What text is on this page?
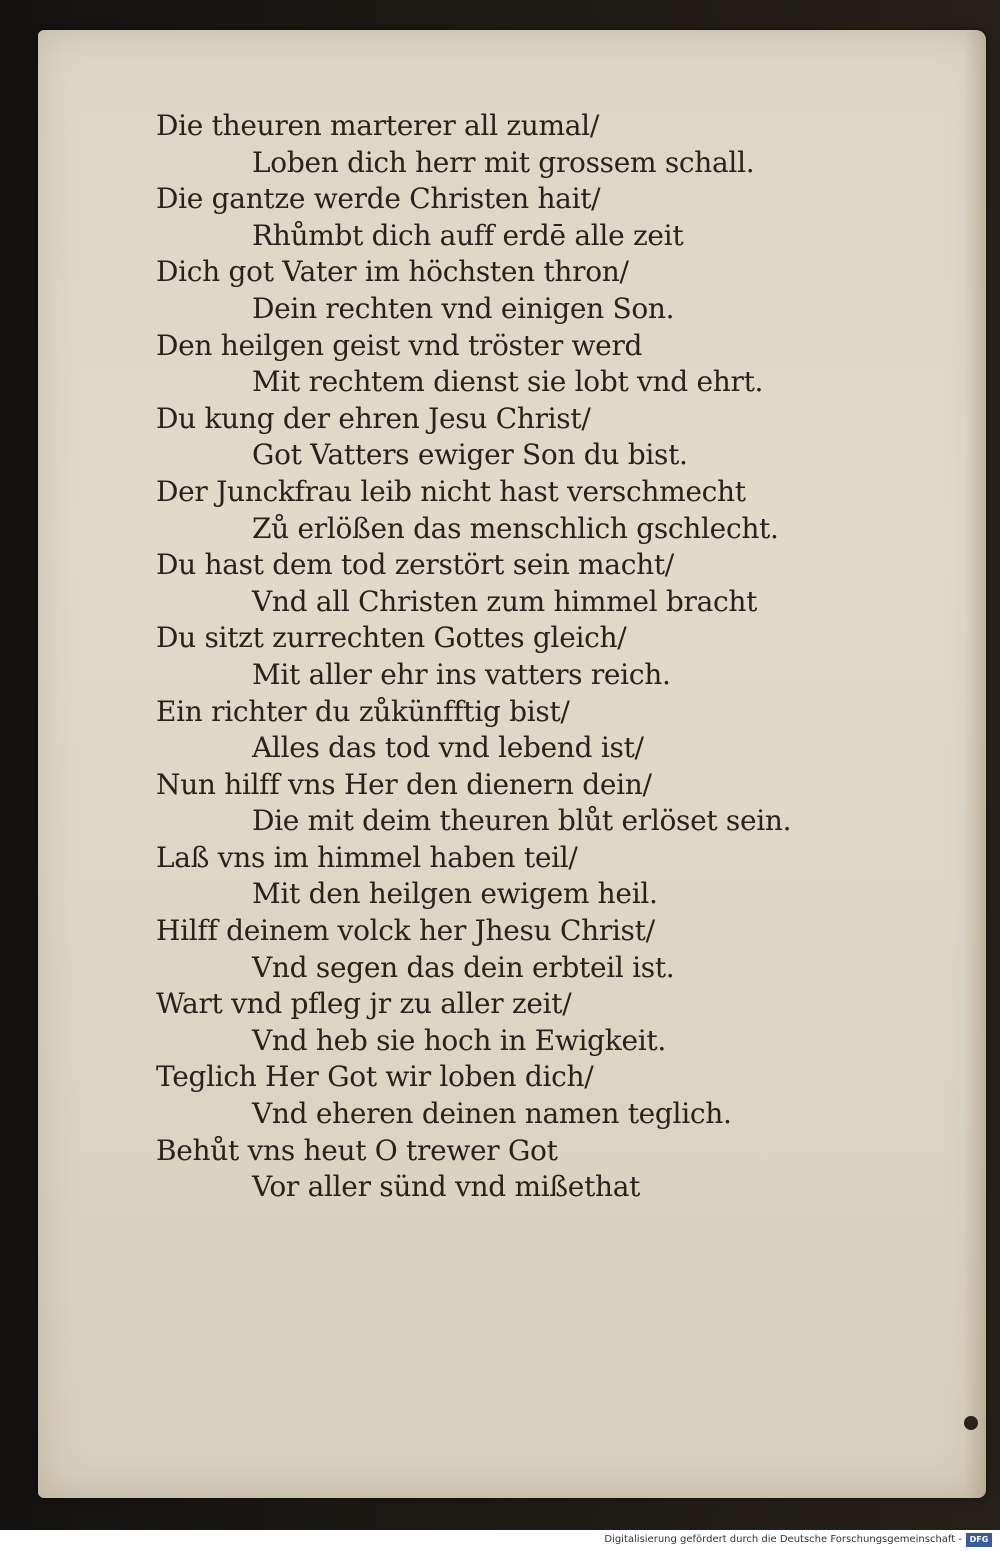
Die theuren marterer all zumal/
Loben dich herr mit grossem schall.
Die gantze werde Christen hait/
Rhůmbt dich auff erdē alle zeit
Dich got Vater im höchsten thron/
Dein rechten vnd einigen Son.
Den heilgen geist vnd tröster werd
Mit rechtem dienst sie lobt vnd ehrt.
Du kung der ehren Jesu Christ/
Got Vatters ewiger Son du bist.
Der Junckfrau leib nicht hast verschmecht
Zů erlößen das menschlich gschlecht.
Du hast dem tod zerstört sein macht/
Vnd all Christen zum himmel bracht
Du sitzt zurrechten Gottes gleich/
Mit aller ehr ins vatters reich.
Ein richter du zůkünfftig bist/
Alles das tod vnd lebend ist/
Nun hilff vns Her den dienern dein/
Die mit deim theuren blůt erlöset sein.
Laß vns im himmel haben teil/
Mit den heilgen ewigem heil.
Hilff deinem volck her Jhesu Christ/
Vnd segen das dein erbteil ist.
Wart vnd pfleg jr zu aller zeit/
Vnd heb sie hoch in Ewigkeit.
Teglich Her Got wir loben dich/
Vnd eheren deinen namen teglich.
Behůt vns heut O trewer Got
Vor aller sünd vnd mißethat
Digitalisierung gefördert durch die Deutsche Forschungsgemeinschaft - DFG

- - -

REQUEST:
Give back each entry exactly as it appears, with no pictures.

FINAL RESULT:
What text is on this page?
Die theuren marterer all zumal/
Loben dich herr mit grossem schall.
Die gantze werde Christen hait/
Rhůmbt dich auff erdē alle zeit
Dich got Vater im höchsten thron/
Dein rechten vnd einigen Son.
Den heilgen geist vnd tröster werd
Mit rechtem dienst sie lobt vnd ehrt.
Du kung der ehren Jesu Christ/
Got Vatters ewiger Son du bist.
Der Junckfrau leib nicht hast verschmecht
Zů erlößen das menschlich gschlecht.
Du hast dem tod zerstört sein macht/
Vnd all Christen zum himmel bracht
Du sitzt zurrechten Gottes gleich/
Mit aller ehr ins vatters reich.
Ein richter du zůkünfftig bist/
Alles das tod vnd lebend ist/
Nun hilff vns Her den dienern dein/
Die mit deim theuren blůt erlöset sein.
Laß vns im himmel haben teil/
Mit den heilgen ewigem heil.
Hilff deinem volck her Jhesu Christ/
Vnd segen das dein erbteil ist.
Wart vnd pfleg jr zu aller zeit/
Vnd heb sie hoch in Ewigkeit.
Teglich Her Got wir loben dich/
Vnd eheren deinen namen teglich.
Behůt vns heut O trewer Got
Vor aller sünd vnd mißethat
Digitalisierung gefördert durch die Deutsche Forschungsgemeinschaft - DFG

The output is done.